▶ [WRITTEN EXERCISE]
Write out each record again exactly as it stands.

=== RECORDS FOR THIS EXERCISE ===

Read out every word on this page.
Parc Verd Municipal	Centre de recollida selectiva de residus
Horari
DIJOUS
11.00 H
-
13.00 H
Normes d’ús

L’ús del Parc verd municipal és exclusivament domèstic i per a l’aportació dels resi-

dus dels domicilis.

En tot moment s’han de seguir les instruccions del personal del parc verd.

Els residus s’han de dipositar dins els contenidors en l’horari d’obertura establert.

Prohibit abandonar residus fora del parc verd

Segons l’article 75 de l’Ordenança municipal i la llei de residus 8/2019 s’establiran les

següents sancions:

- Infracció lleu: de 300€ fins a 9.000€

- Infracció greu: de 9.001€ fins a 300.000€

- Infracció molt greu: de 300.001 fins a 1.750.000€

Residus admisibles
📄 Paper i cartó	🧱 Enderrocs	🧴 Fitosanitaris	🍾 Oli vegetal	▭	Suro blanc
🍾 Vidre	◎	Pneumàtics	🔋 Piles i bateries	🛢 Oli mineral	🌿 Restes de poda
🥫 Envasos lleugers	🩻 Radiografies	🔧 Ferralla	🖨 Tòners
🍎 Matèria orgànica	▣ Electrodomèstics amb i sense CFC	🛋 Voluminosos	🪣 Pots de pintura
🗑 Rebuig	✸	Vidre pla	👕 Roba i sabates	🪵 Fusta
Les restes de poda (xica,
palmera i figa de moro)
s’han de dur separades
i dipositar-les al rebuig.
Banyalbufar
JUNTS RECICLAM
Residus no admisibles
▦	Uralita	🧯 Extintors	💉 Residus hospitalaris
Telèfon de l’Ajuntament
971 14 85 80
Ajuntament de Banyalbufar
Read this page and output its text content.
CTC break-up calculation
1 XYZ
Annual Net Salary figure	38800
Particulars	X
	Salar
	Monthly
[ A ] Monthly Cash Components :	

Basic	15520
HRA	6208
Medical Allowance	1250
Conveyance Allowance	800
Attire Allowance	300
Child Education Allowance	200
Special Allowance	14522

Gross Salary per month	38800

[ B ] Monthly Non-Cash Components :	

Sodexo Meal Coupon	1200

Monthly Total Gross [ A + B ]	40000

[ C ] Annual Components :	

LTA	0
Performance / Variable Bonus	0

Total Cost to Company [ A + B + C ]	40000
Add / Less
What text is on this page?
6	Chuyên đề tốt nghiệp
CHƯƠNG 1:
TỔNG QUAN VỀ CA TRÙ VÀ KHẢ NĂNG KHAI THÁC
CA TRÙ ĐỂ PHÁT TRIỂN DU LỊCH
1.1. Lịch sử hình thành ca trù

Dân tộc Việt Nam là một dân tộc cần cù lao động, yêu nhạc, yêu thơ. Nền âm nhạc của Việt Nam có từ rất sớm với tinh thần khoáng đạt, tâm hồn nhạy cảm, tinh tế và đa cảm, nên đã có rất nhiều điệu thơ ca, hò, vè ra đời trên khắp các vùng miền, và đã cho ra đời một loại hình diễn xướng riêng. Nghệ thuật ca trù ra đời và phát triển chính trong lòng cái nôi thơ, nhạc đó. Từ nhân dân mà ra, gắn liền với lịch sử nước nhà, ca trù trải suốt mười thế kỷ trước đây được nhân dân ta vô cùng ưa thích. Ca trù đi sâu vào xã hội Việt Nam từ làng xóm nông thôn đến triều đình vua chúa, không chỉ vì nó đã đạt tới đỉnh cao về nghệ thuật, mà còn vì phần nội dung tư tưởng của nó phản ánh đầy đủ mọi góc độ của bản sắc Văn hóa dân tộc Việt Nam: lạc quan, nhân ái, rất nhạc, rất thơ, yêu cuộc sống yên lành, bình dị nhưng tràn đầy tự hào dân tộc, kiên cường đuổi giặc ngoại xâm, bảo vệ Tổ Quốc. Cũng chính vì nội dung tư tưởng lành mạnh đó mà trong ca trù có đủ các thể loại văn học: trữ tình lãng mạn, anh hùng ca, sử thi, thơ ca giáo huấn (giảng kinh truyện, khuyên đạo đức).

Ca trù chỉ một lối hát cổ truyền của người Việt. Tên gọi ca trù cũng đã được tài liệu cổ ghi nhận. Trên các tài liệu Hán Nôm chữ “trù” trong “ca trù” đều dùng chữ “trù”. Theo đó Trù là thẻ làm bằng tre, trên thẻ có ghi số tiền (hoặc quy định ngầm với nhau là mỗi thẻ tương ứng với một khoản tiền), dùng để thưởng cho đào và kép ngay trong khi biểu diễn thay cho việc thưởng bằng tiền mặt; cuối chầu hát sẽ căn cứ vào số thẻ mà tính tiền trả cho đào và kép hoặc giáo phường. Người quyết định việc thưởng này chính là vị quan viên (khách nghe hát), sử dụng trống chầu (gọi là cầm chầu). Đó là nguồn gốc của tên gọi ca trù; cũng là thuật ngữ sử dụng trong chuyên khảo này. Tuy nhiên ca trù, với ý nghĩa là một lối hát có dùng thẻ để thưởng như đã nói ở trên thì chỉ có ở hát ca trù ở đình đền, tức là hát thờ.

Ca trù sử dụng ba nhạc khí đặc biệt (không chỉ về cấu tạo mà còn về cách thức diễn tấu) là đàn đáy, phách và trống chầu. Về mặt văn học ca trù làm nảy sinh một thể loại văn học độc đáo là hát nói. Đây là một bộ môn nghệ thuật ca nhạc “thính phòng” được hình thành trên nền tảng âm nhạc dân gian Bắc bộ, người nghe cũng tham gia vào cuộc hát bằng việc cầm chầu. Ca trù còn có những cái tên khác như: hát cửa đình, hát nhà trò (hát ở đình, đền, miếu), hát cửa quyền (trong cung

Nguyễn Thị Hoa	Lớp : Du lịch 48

===

▶ [TASK RESPONSE]
Read out every word on this page.
Parc Verd Municipal	Centre de recollida selectiva de residus
Horari
DIJOUS
11.00 H
-
13.00 H
Normes d’ús

L’ús del Parc verd municipal és exclusivament domèstic i per a l’aportació dels resi-

dus dels domicilis.

En tot moment s’han de seguir les instruccions del personal del parc verd.

Els residus s’han de dipositar dins els contenidors en l’horari d’obertura establert.

Prohibit abandonar residus fora del parc verd

Segons l’article 75 de l’Ordenança municipal i la llei de residus 8/2019 s’establiran les

següents sancions:

- Infracció lleu: de 300€ fins a 9.000€

- Infracció greu: de 9.001€ fins a 300.000€

- Infracció molt greu: de 300.001 fins a 1.750.000€

Residus admisibles
📄 Paper i cartó	🧱 Enderrocs	🧴 Fitosanitaris	🍾 Oli vegetal	▭	Suro blanc
🍾 Vidre	◎	Pneumàtics	🔋 Piles i bateries	🛢 Oli mineral	🌿 Restes de poda
🥫 Envasos lleugers	🩻 Radiografies	🔧 Ferralla	🖨 Tòners
🍎 Matèria orgànica	▣ Electrodomèstics amb i sense CFC	🛋 Voluminosos	🪣 Pots de pintura
🗑 Rebuig	✸	Vidre pla	👕 Roba i sabates	🪵 Fusta
Les restes de poda (xica,
palmera i figa de moro)
s’han de dur separades
i dipositar-les al rebuig.
Banyalbufar
JUNTS RECICLAM
Residus no admisibles
▦	Uralita	🧯 Extintors	💉 Residus hospitalaris
Telèfon de l’Ajuntament
971 14 85 80
Ajuntament de Banyalbufar
Read this page and output its text content.
CTC break-up calculation
1 XYZ
Annual Net Salary figure	38800
Particulars	X
	Salar
	Monthly
[ A ] Monthly Cash Components :	

Basic	15520
HRA	6208
Medical Allowance	1250
Conveyance Allowance	800
Attire Allowance	300
Child Education Allowance	200
Special Allowance	14522

Gross Salary per month	38800

[ B ] Monthly Non-Cash Components :	

Sodexo Meal Coupon	1200

Monthly Total Gross [ A + B ]	40000

[ C ] Annual Components :	

LTA	0
Performance / Variable Bonus	0

Total Cost to Company [ A + B + C ]	40000
Add / Less
What text is on this page?
6	Chuyên đề tốt nghiệp
CHƯƠNG 1:
TỔNG QUAN VỀ CA TRÙ VÀ KHẢ NĂNG KHAI THÁC
CA TRÙ ĐỂ PHÁT TRIỂN DU LỊCH
1.1. Lịch sử hình thành ca trù

Dân tộc Việt Nam là một dân tộc cần cù lao động, yêu nhạc, yêu thơ. Nền âm nhạc của Việt Nam có từ rất sớm với tinh thần khoáng đạt, tâm hồn nhạy cảm, tinh tế và đa cảm, nên đã có rất nhiều điệu thơ ca, hò, vè ra đời trên khắp các vùng miền, và đã cho ra đời một loại hình diễn xướng riêng. Nghệ thuật ca trù ra đời và phát triển chính trong lòng cái nôi thơ, nhạc đó. Từ nhân dân mà ra, gắn liền với lịch sử nước nhà, ca trù trải suốt mười thế kỷ trước đây được nhân dân ta vô cùng ưa thích. Ca trù đi sâu vào xã hội Việt Nam từ làng xóm nông thôn đến triều đình vua chúa, không chỉ vì nó đã đạt tới đỉnh cao về nghệ thuật, mà còn vì phần nội dung tư tưởng của nó phản ánh đầy đủ mọi góc độ của bản sắc Văn hóa dân tộc Việt Nam: lạc quan, nhân ái, rất nhạc, rất thơ, yêu cuộc sống yên lành, bình dị nhưng tràn đầy tự hào dân tộc, kiên cường đuổi giặc ngoại xâm, bảo vệ Tổ Quốc. Cũng chính vì nội dung tư tưởng lành mạnh đó mà trong ca trù có đủ các thể loại văn học: trữ tình lãng mạn, anh hùng ca, sử thi, thơ ca giáo huấn (giảng kinh truyện, khuyên đạo đức).

Ca trù chỉ một lối hát cổ truyền của người Việt. Tên gọi ca trù cũng đã được tài liệu cổ ghi nhận. Trên các tài liệu Hán Nôm chữ “trù” trong “ca trù” đều dùng chữ “trù”. Theo đó Trù là thẻ làm bằng tre, trên thẻ có ghi số tiền (hoặc quy định ngầm với nhau là mỗi thẻ tương ứng với một khoản tiền), dùng để thưởng cho đào và kép ngay trong khi biểu diễn thay cho việc thưởng bằng tiền mặt; cuối chầu hát sẽ căn cứ vào số thẻ mà tính tiền trả cho đào và kép hoặc giáo phường. Người quyết định việc thưởng này chính là vị quan viên (khách nghe hát), sử dụng trống chầu (gọi là cầm chầu). Đó là nguồn gốc của tên gọi ca trù; cũng là thuật ngữ sử dụng trong chuyên khảo này. Tuy nhiên ca trù, với ý nghĩa là một lối hát có dùng thẻ để thưởng như đã nói ở trên thì chỉ có ở hát ca trù ở đình đền, tức là hát thờ.

Ca trù sử dụng ba nhạc khí đặc biệt (không chỉ về cấu tạo mà còn về cách thức diễn tấu) là đàn đáy, phách và trống chầu. Về mặt văn học ca trù làm nảy sinh một thể loại văn học độc đáo là hát nói. Đây là một bộ môn nghệ thuật ca nhạc “thính phòng” được hình thành trên nền tảng âm nhạc dân gian Bắc bộ, người nghe cũng tham gia vào cuộc hát bằng việc cầm chầu. Ca trù còn có những cái tên khác như: hát cửa đình, hát nhà trò (hát ở đình, đền, miếu), hát cửa quyền (trong cung

Nguyễn Thị Hoa	Lớp : Du lịch 48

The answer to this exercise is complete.